• **TASK OBJECTIVE**
Repeat the material below exactly, with no pictures.

··· SUPPLIED DATA ···

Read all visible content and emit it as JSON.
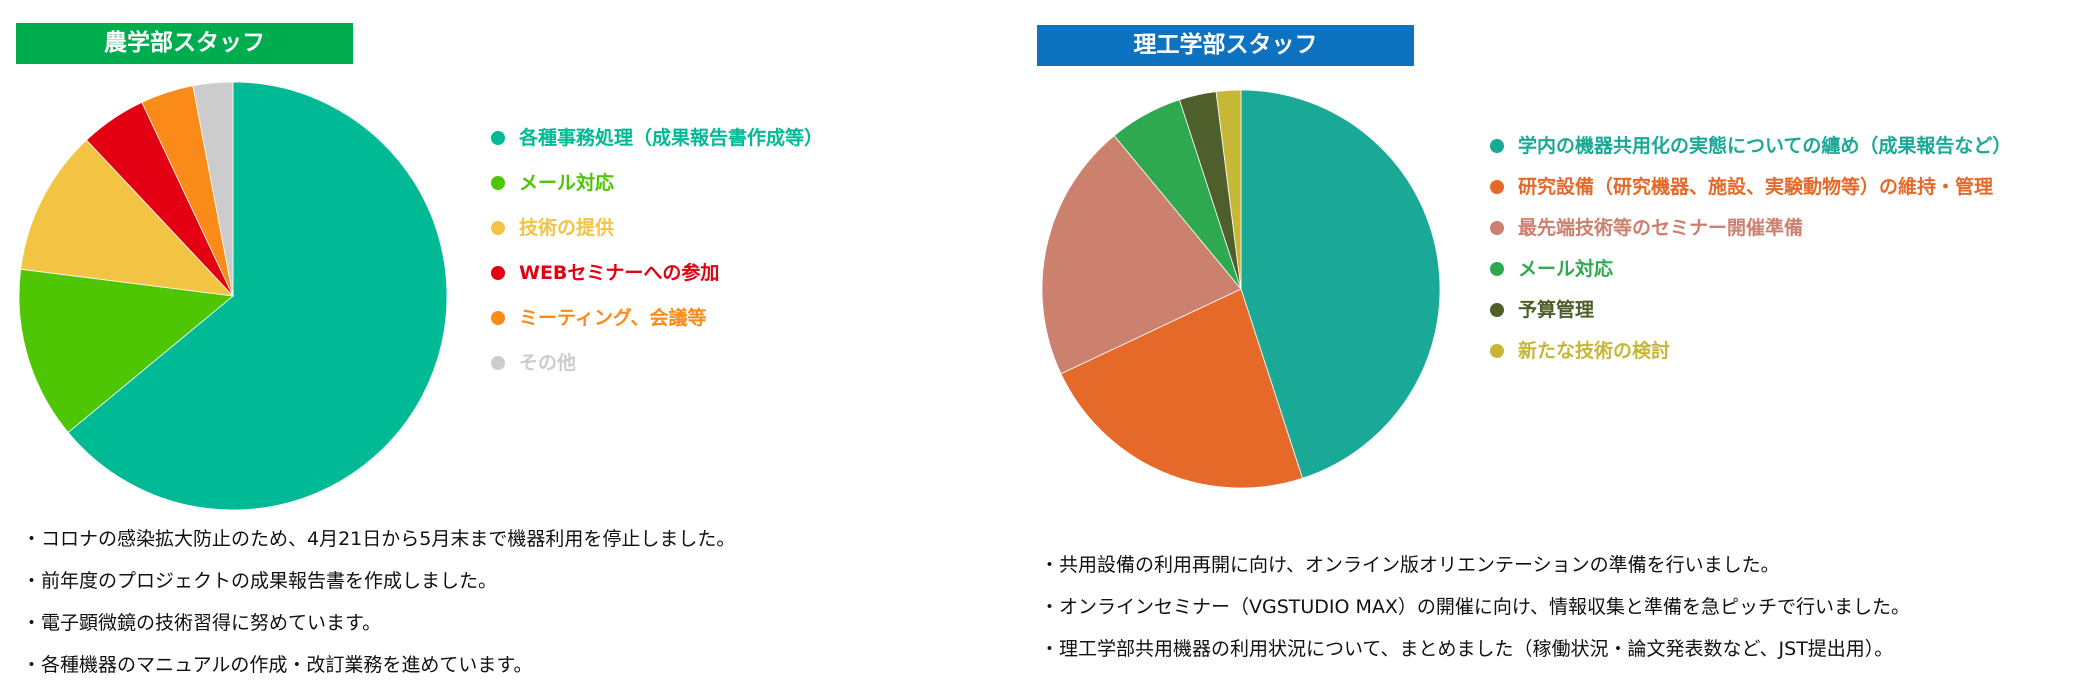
{
  "colors": {
    "left_title_bg": "#00ad4e",
    "right_title_bg": "#0d72c0"
  },
  "left_panel": {
    "title": "農学部スタッフ",
    "notes": [
      "・コロナの感染拡大防止のため、4月21日から5月末まで機器利用を停止しました。",
      "・前年度のプロジェクトの成果報告書を作成しました。",
      "・電子顕微鏡の技術習得に努めています。",
      "・各種機器のマニュアルの作成・改訂業務を進めています。"
    ]
  },
  "right_panel": {
    "title": "理工学部スタッフ",
    "notes": [
      "・共用設備の利用再開に向け、オンライン版オリエンテーションの準備を行いました。",
      "・オンラインセミナー（VGSTUDIO MAX）の開催に向け、情報収集と準備を急ピッチで行いました。",
      "・理工学部共用機器の利用状況について、まとめました（稼働状況・論文発表数など、JST提出用）。"
    ]
  },
  "chart_data": [
    {
      "type": "pie",
      "title": "農学部スタッフ",
      "legend_position": "right",
      "series": [
        {
          "label": "各種事務処理（成果報告書作成等）",
          "value": 64,
          "color": "#00ba96",
          "text_color": "#00ba96"
        },
        {
          "label": "メール対応",
          "value": 13,
          "color": "#4ec604",
          "text_color": "#4ec604"
        },
        {
          "label": "技術の提供",
          "value": 11,
          "color": "#f3c443",
          "text_color": "#f3c443"
        },
        {
          "label": "WEBセミナーへの参加",
          "value": 5,
          "color": "#e20012",
          "text_color": "#e20012"
        },
        {
          "label": "ミーティング、会議等",
          "value": 4,
          "color": "#fa8b19",
          "text_color": "#fa8b19"
        },
        {
          "label": "その他",
          "value": 3,
          "color": "#cccccc",
          "text_color": "#cccccc"
        }
      ]
    },
    {
      "type": "pie",
      "title": "理工学部スタッフ",
      "legend_position": "right",
      "series": [
        {
          "label": "学内の機器共用化の実態についての纏め（成果報告など）",
          "value": 45,
          "color": "#1aa897",
          "text_color": "#1aa897"
        },
        {
          "label": "研究設備（研究機器、施設、実験動物等）の維持・管理",
          "value": 23,
          "color": "#e56a2a",
          "text_color": "#e56a2a"
        },
        {
          "label": "最先端技術等のセミナー開催準備",
          "value": 21,
          "color": "#cc806e",
          "text_color": "#cc806e"
        },
        {
          "label": "メール対応",
          "value": 6,
          "color": "#2ea950",
          "text_color": "#2ea950"
        },
        {
          "label": "予算管理",
          "value": 3,
          "color": "#4e5f2b",
          "text_color": "#4e5f2b"
        },
        {
          "label": "新たな技術の検討",
          "value": 2,
          "color": "#c6b736",
          "text_color": "#c6b736"
        }
      ]
    }
  ]
}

···

• **TASK ANSWER**
Read all visible content and emit it as JSON.
{
  "colors": {
    "left_title_bg": "#00ad4e",
    "right_title_bg": "#0d72c0"
  },
  "left_panel": {
    "title": "農学部スタッフ",
    "notes": [
      "・コロナの感染拡大防止のため、4月21日から5月末まで機器利用を停止しました。",
      "・前年度のプロジェクトの成果報告書を作成しました。",
      "・電子顕微鏡の技術習得に努めています。",
      "・各種機器のマニュアルの作成・改訂業務を進めています。"
    ]
  },
  "right_panel": {
    "title": "理工学部スタッフ",
    "notes": [
      "・共用設備の利用再開に向け、オンライン版オリエンテーションの準備を行いました。",
      "・オンラインセミナー（VGSTUDIO MAX）の開催に向け、情報収集と準備を急ピッチで行いました。",
      "・理工学部共用機器の利用状況について、まとめました（稼働状況・論文発表数など、JST提出用）。"
    ]
  },
  "chart_data": [
    {
      "type": "pie",
      "title": "農学部スタッフ",
      "legend_position": "right",
      "series": [
        {
          "label": "各種事務処理（成果報告書作成等）",
          "value": 64,
          "color": "#00ba96",
          "text_color": "#00ba96"
        },
        {
          "label": "メール対応",
          "value": 13,
          "color": "#4ec604",
          "text_color": "#4ec604"
        },
        {
          "label": "技術の提供",
          "value": 11,
          "color": "#f3c443",
          "text_color": "#f3c443"
        },
        {
          "label": "WEBセミナーへの参加",
          "value": 5,
          "color": "#e20012",
          "text_color": "#e20012"
        },
        {
          "label": "ミーティング、会議等",
          "value": 4,
          "color": "#fa8b19",
          "text_color": "#fa8b19"
        },
        {
          "label": "その他",
          "value": 3,
          "color": "#cccccc",
          "text_color": "#cccccc"
        }
      ]
    },
    {
      "type": "pie",
      "title": "理工学部スタッフ",
      "legend_position": "right",
      "series": [
        {
          "label": "学内の機器共用化の実態についての纏め（成果報告など）",
          "value": 45,
          "color": "#1aa897",
          "text_color": "#1aa897"
        },
        {
          "label": "研究設備（研究機器、施設、実験動物等）の維持・管理",
          "value": 23,
          "color": "#e56a2a",
          "text_color": "#e56a2a"
        },
        {
          "label": "最先端技術等のセミナー開催準備",
          "value": 21,
          "color": "#cc806e",
          "text_color": "#cc806e"
        },
        {
          "label": "メール対応",
          "value": 6,
          "color": "#2ea950",
          "text_color": "#2ea950"
        },
        {
          "label": "予算管理",
          "value": 3,
          "color": "#4e5f2b",
          "text_color": "#4e5f2b"
        },
        {
          "label": "新たな技術の検討",
          "value": 2,
          "color": "#c6b736",
          "text_color": "#c6b736"
        }
      ]
    }
  ]
}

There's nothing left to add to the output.